= Task instructions =
Write every record out again exactly as given.

* Start Data for this exercise *

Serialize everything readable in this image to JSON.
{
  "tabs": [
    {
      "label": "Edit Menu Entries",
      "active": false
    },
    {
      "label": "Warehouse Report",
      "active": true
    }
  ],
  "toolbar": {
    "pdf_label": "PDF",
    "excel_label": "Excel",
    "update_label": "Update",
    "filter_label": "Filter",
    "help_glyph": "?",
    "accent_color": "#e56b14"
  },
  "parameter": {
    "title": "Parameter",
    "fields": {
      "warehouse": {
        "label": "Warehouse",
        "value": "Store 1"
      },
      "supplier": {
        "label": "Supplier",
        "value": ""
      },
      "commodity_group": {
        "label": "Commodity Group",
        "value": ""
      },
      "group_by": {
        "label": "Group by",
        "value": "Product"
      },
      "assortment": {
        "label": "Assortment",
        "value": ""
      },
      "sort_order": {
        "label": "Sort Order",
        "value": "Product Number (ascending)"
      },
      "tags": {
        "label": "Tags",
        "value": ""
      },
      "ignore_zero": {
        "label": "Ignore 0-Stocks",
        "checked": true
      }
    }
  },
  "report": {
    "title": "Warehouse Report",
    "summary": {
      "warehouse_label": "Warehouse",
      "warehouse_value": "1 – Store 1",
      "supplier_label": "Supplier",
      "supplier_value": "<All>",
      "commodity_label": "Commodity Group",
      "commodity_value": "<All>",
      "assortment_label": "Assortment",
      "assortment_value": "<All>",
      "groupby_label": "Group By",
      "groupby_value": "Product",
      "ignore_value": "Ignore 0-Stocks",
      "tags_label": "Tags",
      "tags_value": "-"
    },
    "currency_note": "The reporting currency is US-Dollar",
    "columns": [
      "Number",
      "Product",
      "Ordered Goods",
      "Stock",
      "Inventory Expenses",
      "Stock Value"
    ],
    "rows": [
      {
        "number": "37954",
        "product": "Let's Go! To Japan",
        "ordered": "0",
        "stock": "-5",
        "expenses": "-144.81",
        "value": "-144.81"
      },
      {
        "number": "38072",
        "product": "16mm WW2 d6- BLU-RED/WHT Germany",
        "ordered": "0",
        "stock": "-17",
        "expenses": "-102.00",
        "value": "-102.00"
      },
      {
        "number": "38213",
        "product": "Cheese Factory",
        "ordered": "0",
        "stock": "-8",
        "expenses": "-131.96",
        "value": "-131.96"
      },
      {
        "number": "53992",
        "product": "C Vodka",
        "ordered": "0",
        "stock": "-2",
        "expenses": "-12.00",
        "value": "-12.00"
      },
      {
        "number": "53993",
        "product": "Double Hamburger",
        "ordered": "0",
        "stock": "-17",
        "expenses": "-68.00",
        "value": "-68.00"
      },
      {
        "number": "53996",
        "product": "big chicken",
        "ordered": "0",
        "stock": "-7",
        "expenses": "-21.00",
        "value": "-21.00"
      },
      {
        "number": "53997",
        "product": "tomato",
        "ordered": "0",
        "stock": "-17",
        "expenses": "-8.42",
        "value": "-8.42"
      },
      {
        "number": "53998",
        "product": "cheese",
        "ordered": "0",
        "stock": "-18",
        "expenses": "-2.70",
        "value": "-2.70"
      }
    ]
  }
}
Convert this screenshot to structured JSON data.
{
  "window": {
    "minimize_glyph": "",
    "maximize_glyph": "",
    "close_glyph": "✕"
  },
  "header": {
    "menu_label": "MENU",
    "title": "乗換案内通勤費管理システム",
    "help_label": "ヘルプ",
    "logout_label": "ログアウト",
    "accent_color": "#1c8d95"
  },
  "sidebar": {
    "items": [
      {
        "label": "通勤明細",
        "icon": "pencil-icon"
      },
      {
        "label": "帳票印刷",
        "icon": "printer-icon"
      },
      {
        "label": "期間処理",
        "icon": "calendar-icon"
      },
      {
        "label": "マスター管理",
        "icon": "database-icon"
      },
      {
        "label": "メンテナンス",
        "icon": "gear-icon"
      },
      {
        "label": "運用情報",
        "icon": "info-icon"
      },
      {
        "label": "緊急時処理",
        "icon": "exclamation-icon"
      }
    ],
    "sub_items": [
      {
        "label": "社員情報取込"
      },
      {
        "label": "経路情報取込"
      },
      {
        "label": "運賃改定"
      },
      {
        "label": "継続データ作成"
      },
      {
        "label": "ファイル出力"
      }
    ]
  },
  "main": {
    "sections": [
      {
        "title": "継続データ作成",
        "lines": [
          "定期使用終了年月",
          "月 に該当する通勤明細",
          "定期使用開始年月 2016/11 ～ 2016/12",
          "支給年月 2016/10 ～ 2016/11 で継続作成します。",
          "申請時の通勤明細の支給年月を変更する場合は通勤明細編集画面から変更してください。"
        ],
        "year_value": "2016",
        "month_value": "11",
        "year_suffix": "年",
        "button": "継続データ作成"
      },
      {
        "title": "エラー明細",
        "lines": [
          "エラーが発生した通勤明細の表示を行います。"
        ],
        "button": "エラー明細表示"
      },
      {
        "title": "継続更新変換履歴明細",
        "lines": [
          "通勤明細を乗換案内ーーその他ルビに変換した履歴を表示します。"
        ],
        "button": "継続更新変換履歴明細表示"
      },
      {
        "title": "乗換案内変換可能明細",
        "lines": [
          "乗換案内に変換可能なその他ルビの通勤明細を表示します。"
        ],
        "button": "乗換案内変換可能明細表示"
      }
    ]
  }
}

* End Data for this exercise *

= The response =
Serialize everything readable in this image to JSON.
{
  "tabs": [
    {
      "label": "Edit Menu Entries",
      "active": false
    },
    {
      "label": "Warehouse Report",
      "active": true
    }
  ],
  "toolbar": {
    "pdf_label": "PDF",
    "excel_label": "Excel",
    "update_label": "Update",
    "filter_label": "Filter",
    "help_glyph": "?",
    "accent_color": "#e56b14"
  },
  "parameter": {
    "title": "Parameter",
    "fields": {
      "warehouse": {
        "label": "Warehouse",
        "value": "Store 1"
      },
      "supplier": {
        "label": "Supplier",
        "value": ""
      },
      "commodity_group": {
        "label": "Commodity Group",
        "value": ""
      },
      "group_by": {
        "label": "Group by",
        "value": "Product"
      },
      "assortment": {
        "label": "Assortment",
        "value": ""
      },
      "sort_order": {
        "label": "Sort Order",
        "value": "Product Number (ascending)"
      },
      "tags": {
        "label": "Tags",
        "value": ""
      },
      "ignore_zero": {
        "label": "Ignore 0-Stocks",
        "checked": true
      }
    }
  },
  "report": {
    "title": "Warehouse Report",
    "summary": {
      "warehouse_label": "Warehouse",
      "warehouse_value": "1 – Store 1",
      "supplier_label": "Supplier",
      "supplier_value": "<All>",
      "commodity_label": "Commodity Group",
      "commodity_value": "<All>",
      "assortment_label": "Assortment",
      "assortment_value": "<All>",
      "groupby_label": "Group By",
      "groupby_value": "Product",
      "ignore_value": "Ignore 0-Stocks",
      "tags_label": "Tags",
      "tags_value": "-"
    },
    "currency_note": "The reporting currency is US-Dollar",
    "columns": [
      "Number",
      "Product",
      "Ordered Goods",
      "Stock",
      "Inventory Expenses",
      "Stock Value"
    ],
    "rows": [
      {
        "number": "37954",
        "product": "Let's Go! To Japan",
        "ordered": "0",
        "stock": "-5",
        "expenses": "-144.81",
        "value": "-144.81"
      },
      {
        "number": "38072",
        "product": "16mm WW2 d6- BLU-RED/WHT Germany",
        "ordered": "0",
        "stock": "-17",
        "expenses": "-102.00",
        "value": "-102.00"
      },
      {
        "number": "38213",
        "product": "Cheese Factory",
        "ordered": "0",
        "stock": "-8",
        "expenses": "-131.96",
        "value": "-131.96"
      },
      {
        "number": "53992",
        "product": "C Vodka",
        "ordered": "0",
        "stock": "-2",
        "expenses": "-12.00",
        "value": "-12.00"
      },
      {
        "number": "53993",
        "product": "Double Hamburger",
        "ordered": "0",
        "stock": "-17",
        "expenses": "-68.00",
        "value": "-68.00"
      },
      {
        "number": "53996",
        "product": "big chicken",
        "ordered": "0",
        "stock": "-7",
        "expenses": "-21.00",
        "value": "-21.00"
      },
      {
        "number": "53997",
        "product": "tomato",
        "ordered": "0",
        "stock": "-17",
        "expenses": "-8.42",
        "value": "-8.42"
      },
      {
        "number": "53998",
        "product": "cheese",
        "ordered": "0",
        "stock": "-18",
        "expenses": "-2.70",
        "value": "-2.70"
      }
    ]
  }
}
Convert this screenshot to structured JSON data.
{
  "window": {
    "minimize_glyph": "",
    "maximize_glyph": "",
    "close_glyph": "✕"
  },
  "header": {
    "menu_label": "MENU",
    "title": "乗換案内通勤費管理システム",
    "help_label": "ヘルプ",
    "logout_label": "ログアウト",
    "accent_color": "#1c8d95"
  },
  "sidebar": {
    "items": [
      {
        "label": "通勤明細",
        "icon": "pencil-icon"
      },
      {
        "label": "帳票印刷",
        "icon": "printer-icon"
      },
      {
        "label": "期間処理",
        "icon": "calendar-icon"
      },
      {
        "label": "マスター管理",
        "icon": "database-icon"
      },
      {
        "label": "メンテナンス",
        "icon": "gear-icon"
      },
      {
        "label": "運用情報",
        "icon": "info-icon"
      },
      {
        "label": "緊急時処理",
        "icon": "exclamation-icon"
      }
    ],
    "sub_items": [
      {
        "label": "社員情報取込"
      },
      {
        "label": "経路情報取込"
      },
      {
        "label": "運賃改定"
      },
      {
        "label": "継続データ作成"
      },
      {
        "label": "ファイル出力"
      }
    ]
  },
  "main": {
    "sections": [
      {
        "title": "継続データ作成",
        "lines": [
          "定期使用終了年月",
          "月 に該当する通勤明細",
          "定期使用開始年月 2016/11 ～ 2016/12",
          "支給年月 2016/10 ～ 2016/11 で継続作成します。",
          "申請時の通勤明細の支給年月を変更する場合は通勤明細編集画面から変更してください。"
        ],
        "year_value": "2016",
        "month_value": "11",
        "year_suffix": "年",
        "button": "継続データ作成"
      },
      {
        "title": "エラー明細",
        "lines": [
          "エラーが発生した通勤明細の表示を行います。"
        ],
        "button": "エラー明細表示"
      },
      {
        "title": "継続更新変換履歴明細",
        "lines": [
          "通勤明細を乗換案内ーーその他ルビに変換した履歴を表示します。"
        ],
        "button": "継続更新変換履歴明細表示"
      },
      {
        "title": "乗換案内変換可能明細",
        "lines": [
          "乗換案内に変換可能なその他ルビの通勤明細を表示します。"
        ],
        "button": "乗換案内変換可能明細表示"
      }
    ]
  }
}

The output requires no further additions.